What you will do - Quote all of the data that follows exactly as written, skipping the images.

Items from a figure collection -
[Begin]
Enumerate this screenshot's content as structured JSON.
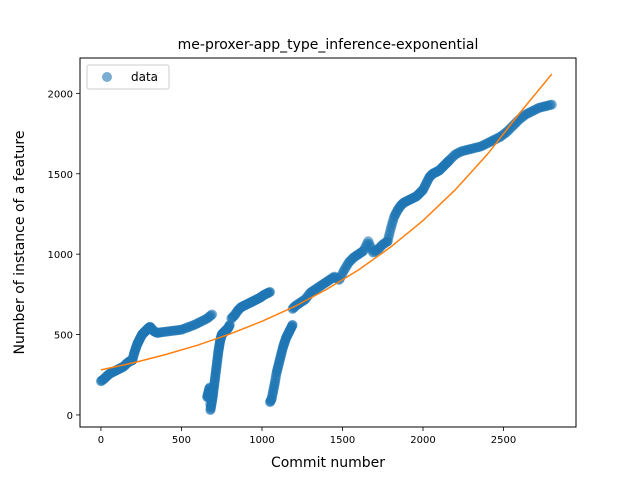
{
  "chart_data": {
    "type": "scatter",
    "title": "me-proxer-app_type_inference-exponential",
    "xlabel": "Commit number",
    "ylabel": "Number of instance of a feature",
    "xlim": [
      -130,
      2950
    ],
    "ylim": [
      -75,
      2220
    ],
    "xticks": [
      0,
      500,
      1000,
      1500,
      2000,
      2500
    ],
    "yticks": [
      0,
      500,
      1000,
      1500,
      2000
    ],
    "grid": false,
    "legend_position": "top-left",
    "series": [
      {
        "name": "data",
        "kind": "scatter",
        "color": "#1f77b4",
        "opacity": 0.6,
        "segments": [
          {
            "x": [
              0,
              20,
              40,
              60,
              80,
              100,
              120,
              140,
              160,
              180,
              195
            ],
            "y": [
              210,
              225,
              245,
              260,
              270,
              280,
              290,
              300,
              320,
              335,
              340
            ]
          },
          {
            "x": [
              195,
              205,
              215,
              225,
              235,
              245,
              255,
              265,
              275,
              285,
              295,
              305,
              315,
              330,
              350,
              380,
              420,
              460,
              500,
              540,
              580,
              620,
              660,
              690
            ],
            "y": [
              340,
              380,
              410,
              440,
              460,
              480,
              500,
              510,
              520,
              530,
              540,
              548,
              535,
              520,
              510,
              515,
              520,
              525,
              530,
              545,
              560,
              580,
              600,
              625
            ]
          },
          {
            "x": [
              660,
              665,
              670,
              675,
              680,
              685,
              690,
              695,
              700,
              705,
              710,
              715,
              720,
              725,
              730,
              735,
              740,
              745,
              750,
              760,
              770,
              780,
              790,
              800
            ],
            "y": [
              110,
              130,
              150,
              170,
              30,
              60,
              90,
              120,
              160,
              200,
              240,
              280,
              320,
              360,
              400,
              430,
              460,
              480,
              500,
              510,
              520,
              530,
              540,
              560
            ]
          },
          {
            "x": [
              810,
              830,
              850,
              870,
              890,
              910,
              930,
              950,
              970,
              990,
              1010,
              1030,
              1050
            ],
            "y": [
              600,
              620,
              650,
              670,
              680,
              690,
              700,
              710,
              720,
              730,
              745,
              755,
              765
            ]
          },
          {
            "x": [
              1050,
              1060,
              1070,
              1080,
              1090,
              1100,
              1110,
              1120,
              1130,
              1140,
              1150,
              1160,
              1170,
              1180,
              1190
            ],
            "y": [
              80,
              100,
              150,
              200,
              260,
              300,
              340,
              380,
              420,
              450,
              480,
              500,
              520,
              540,
              560
            ]
          },
          {
            "x": [
              1190,
              1210,
              1240,
              1270,
              1300,
              1330,
              1360,
              1390,
              1420,
              1450,
              1480,
              1510,
              1540,
              1570,
              1600,
              1630,
              1660,
              1690,
              1720,
              1750,
              1780
            ],
            "y": [
              660,
              680,
              700,
              720,
              760,
              780,
              800,
              820,
              840,
              860,
              840,
              900,
              950,
              980,
              1000,
              1020,
              1080,
              1010,
              1030,
              1060,
              1080
            ]
          },
          {
            "x": [
              1780,
              1800,
              1820,
              1840,
              1860,
              1880,
              1900,
              1920,
              1940,
              1960,
              1980,
              2000,
              2020,
              2040,
              2060,
              2080,
              2100,
              2120,
              2140,
              2160
            ],
            "y": [
              1080,
              1160,
              1230,
              1270,
              1300,
              1320,
              1330,
              1340,
              1350,
              1360,
              1380,
              1400,
              1440,
              1480,
              1500,
              1510,
              1520,
              1540,
              1560,
              1580
            ]
          },
          {
            "x": [
              2160,
              2200,
              2240,
              2280,
              2320,
              2360,
              2400,
              2440,
              2480,
              2520,
              2560,
              2600,
              2640,
              2680,
              2720,
              2760,
              2800
            ],
            "y": [
              1580,
              1620,
              1640,
              1650,
              1660,
              1670,
              1690,
              1710,
              1730,
              1760,
              1800,
              1840,
              1870,
              1890,
              1910,
              1920,
              1930
            ]
          }
        ]
      },
      {
        "name": "",
        "kind": "line",
        "color": "#ff7f0e",
        "x": [
          0,
          200,
          400,
          600,
          800,
          1000,
          1200,
          1400,
          1600,
          1800,
          2000,
          2200,
          2400,
          2600,
          2800
        ],
        "y": [
          280,
          324,
          375,
          434,
          503,
          582,
          673,
          780,
          902,
          1045,
          1209,
          1400,
          1621,
          1877,
          2120
        ]
      }
    ],
    "legend": [
      {
        "label": "data",
        "marker": "circle",
        "color": "#1f77b4"
      }
    ]
  }
}
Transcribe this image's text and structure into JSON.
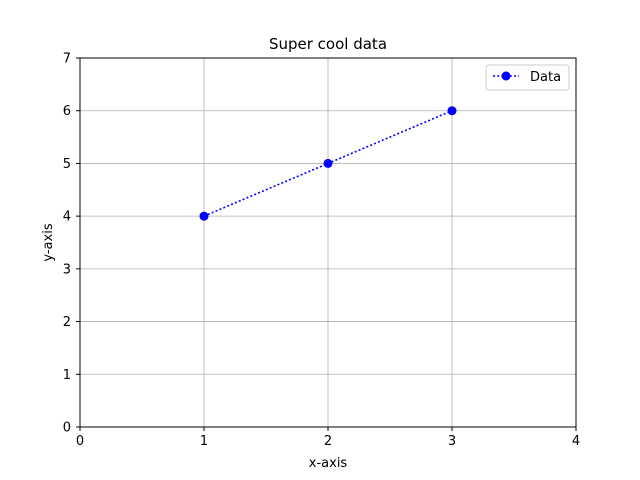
{
  "chart_data": {
    "type": "line",
    "title": "Super cool data",
    "xlabel": "x-axis",
    "ylabel": "y-axis",
    "xlim": [
      0,
      4
    ],
    "ylim": [
      0,
      7
    ],
    "xticks": [
      0,
      1,
      2,
      3,
      4
    ],
    "yticks": [
      0,
      1,
      2,
      3,
      4,
      5,
      6,
      7
    ],
    "grid": true,
    "legend_position": "top-right",
    "series": [
      {
        "name": "Data",
        "x": [
          1,
          2,
          3
        ],
        "y": [
          4,
          5,
          6
        ],
        "color": "#0000ff",
        "line_style": "dotted",
        "marker": "circle"
      }
    ]
  }
}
[End]
Output below -
Enumerate this screenshot's content as structured JSON.
{
  "chart_data": {
    "type": "scatter",
    "title": "me-proxer-app_type_inference-exponential",
    "xlabel": "Commit number",
    "ylabel": "Number of instance of a feature",
    "xlim": [
      -130,
      2950
    ],
    "ylim": [
      -75,
      2220
    ],
    "xticks": [
      0,
      500,
      1000,
      1500,
      2000,
      2500
    ],
    "yticks": [
      0,
      500,
      1000,
      1500,
      2000
    ],
    "grid": false,
    "legend_position": "top-left",
    "series": [
      {
        "name": "data",
        "kind": "scatter",
        "color": "#1f77b4",
        "opacity": 0.6,
        "segments": [
          {
            "x": [
              0,
              20,
              40,
              60,
              80,
              100,
              120,
              140,
              160,
              180,
              195
            ],
            "y": [
              210,
              225,
              245,
              260,
              270,
              280,
              290,
              300,
              320,
              335,
              340
            ]
          },
          {
            "x": [
              195,
              205,
              215,
              225,
              235,
              245,
              255,
              265,
              275,
              285,
              295,
              305,
              315,
              330,
              350,
              380,
              420,
              460,
              500,
              540,
              580,
              620,
              660,
              690
            ],
            "y": [
              340,
              380,
              410,
              440,
              460,
              480,
              500,
              510,
              520,
              530,
              540,
              548,
              535,
              520,
              510,
              515,
              520,
              525,
              530,
              545,
              560,
              580,
              600,
              625
            ]
          },
          {
            "x": [
              660,
              665,
              670,
              675,
              680,
              685,
              690,
              695,
              700,
              705,
              710,
              715,
              720,
              725,
              730,
              735,
              740,
              745,
              750,
              760,
              770,
              780,
              790,
              800
            ],
            "y": [
              110,
              130,
              150,
              170,
              30,
              60,
              90,
              120,
              160,
              200,
              240,
              280,
              320,
              360,
              400,
              430,
              460,
              480,
              500,
              510,
              520,
              530,
              540,
              560
            ]
          },
          {
            "x": [
              810,
              830,
              850,
              870,
              890,
              910,
              930,
              950,
              970,
              990,
              1010,
              1030,
              1050
            ],
            "y": [
              600,
              620,
              650,
              670,
              680,
              690,
              700,
              710,
              720,
              730,
              745,
              755,
              765
            ]
          },
          {
            "x": [
              1050,
              1060,
              1070,
              1080,
              1090,
              1100,
              1110,
              1120,
              1130,
              1140,
              1150,
              1160,
              1170,
              1180,
              1190
            ],
            "y": [
              80,
              100,
              150,
              200,
              260,
              300,
              340,
              380,
              420,
              450,
              480,
              500,
              520,
              540,
              560
            ]
          },
          {
            "x": [
              1190,
              1210,
              1240,
              1270,
              1300,
              1330,
              1360,
              1390,
              1420,
              1450,
              1480,
              1510,
              1540,
              1570,
              1600,
              1630,
              1660,
              1690,
              1720,
              1750,
              1780
            ],
            "y": [
              660,
              680,
              700,
              720,
              760,
              780,
              800,
              820,
              840,
              860,
              840,
              900,
              950,
              980,
              1000,
              1020,
              1080,
              1010,
              1030,
              1060,
              1080
            ]
          },
          {
            "x": [
              1780,
              1800,
              1820,
              1840,
              1860,
              1880,
              1900,
              1920,
              1940,
              1960,
              1980,
              2000,
              2020,
              2040,
              2060,
              2080,
              2100,
              2120,
              2140,
              2160
            ],
            "y": [
              1080,
              1160,
              1230,
              1270,
              1300,
              1320,
              1330,
              1340,
              1350,
              1360,
              1380,
              1400,
              1440,
              1480,
              1500,
              1510,
              1520,
              1540,
              1560,
              1580
            ]
          },
          {
            "x": [
              2160,
              2200,
              2240,
              2280,
              2320,
              2360,
              2400,
              2440,
              2480,
              2520,
              2560,
              2600,
              2640,
              2680,
              2720,
              2760,
              2800
            ],
            "y": [
              1580,
              1620,
              1640,
              1650,
              1660,
              1670,
              1690,
              1710,
              1730,
              1760,
              1800,
              1840,
              1870,
              1890,
              1910,
              1920,
              1930
            ]
          }
        ]
      },
      {
        "name": "",
        "kind": "line",
        "color": "#ff7f0e",
        "x": [
          0,
          200,
          400,
          600,
          800,
          1000,
          1200,
          1400,
          1600,
          1800,
          2000,
          2200,
          2400,
          2600,
          2800
        ],
        "y": [
          280,
          324,
          375,
          434,
          503,
          582,
          673,
          780,
          902,
          1045,
          1209,
          1400,
          1621,
          1877,
          2120
        ]
      }
    ],
    "legend": [
      {
        "label": "data",
        "marker": "circle",
        "color": "#1f77b4"
      }
    ]
  }
}
Transcribe this image's text and structure into JSON.
{
  "chart_data": {
    "type": "line",
    "title": "Super cool data",
    "xlabel": "x-axis",
    "ylabel": "y-axis",
    "xlim": [
      0,
      4
    ],
    "ylim": [
      0,
      7
    ],
    "xticks": [
      0,
      1,
      2,
      3,
      4
    ],
    "yticks": [
      0,
      1,
      2,
      3,
      4,
      5,
      6,
      7
    ],
    "grid": true,
    "legend_position": "top-right",
    "series": [
      {
        "name": "Data",
        "x": [
          1,
          2,
          3
        ],
        "y": [
          4,
          5,
          6
        ],
        "color": "#0000ff",
        "line_style": "dotted",
        "marker": "circle"
      }
    ]
  }
}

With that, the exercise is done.